Given problem:
Write the next few paragraphs of the news report about weekend life in wartime Damascus, starting after its final sentence.

DAMASCUS, Syria — Even in the capital of a country torn apart by civil war, Syrians have to find some way to enjoy themselves on a hot summer weekend.
So the pool at a Damascus luxury hotel was packed on a recent afternoon. The children playing in the water paid no attention to the frequent thump of artillery and shells from fighting on the city outskirts.
“This part of Damascus, the centre, is like Paris. But beyond that, you don’t go,” said a 26-year-old bank employee, lounging on the deck with his buddies, who took puffs from a thick cigar they passed among themselves. Like several others who spoke to The Associated Press, he talked on condition he not be identified, wary about drawing the attention of either side in the conflict.
Not that the centre is entirely safe. Just a day earlier, a mortar fired by rebels on the city edges landed just a block from the hotel, across the street from a church, knocking a chunk off the balcony of an apartment building. A few days later, on Monday, another mortar hit a neighbouring mosque, cracking its minaret and killing a passer-by.

Available data:
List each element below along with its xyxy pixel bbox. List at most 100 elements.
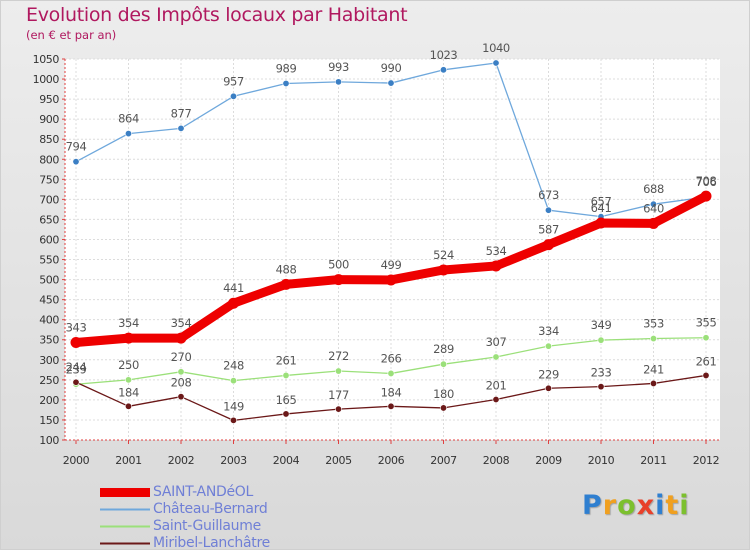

Right answer:
The veneer of normalcy is thin in Damascus, the stronghold of President Bashar Assad’s rule, at a time when a conflict that has dragged on more for than 2 1/2 years nears a potentially crucial juncture: possible U.S. and Western airstrikes against the Syrian military in retaliation for an alleged chemical weapons attack last week.
Firmly in the hands of the state and the military, the capital has been spared the widespread destruction wreaked on battle zone cities such as Aleppo and the rebel-held districts on Damascus’ outskirts. Instead, the city of around 2 million feels small and hemmed in.
For much of the conflict, it has been cut off from its hinterland, the densely populated towns and villages that surround it in the area known as “Rif Dimashq,” or “the Damascus Countryside.” Rebels have controlled most of the Rif since last year, and regime forces have launched repeated assaults trying to dislodge them, devastating the area.
Nearly daily last week, military artillery stationed on Qassioun Mountain, the plateau that overlooks the capital from the north, bombarded the rebel-held suburbs east of the capital, just a 20-minute drive from downtown.
The shelling sent booming echoes across the city, raising the occasional plume of smoke in the east. Rebels in the Rif responded with rounds of mortars that fell into Damascus’s eastern neighbourhoods.
In the middle-class district of East Tijara, a 70-year-old retired government employee looked glumly at the burned-out husk of his 1993 Volvo, which took a direct mortar hit only a half-hour earlier. A hole in the crumpled roof showed the impact.
“We’ll have to throw it out,” he sighed. “It’s the only car I have.”
The rebel-held area of Jobar is only a few blocks away, on the other side of a main boulevard. Beyond it stretches the East Ghouta region, where last week’s alleged chemical attack took place, killing hundreds. There, the destruction is far more extensive.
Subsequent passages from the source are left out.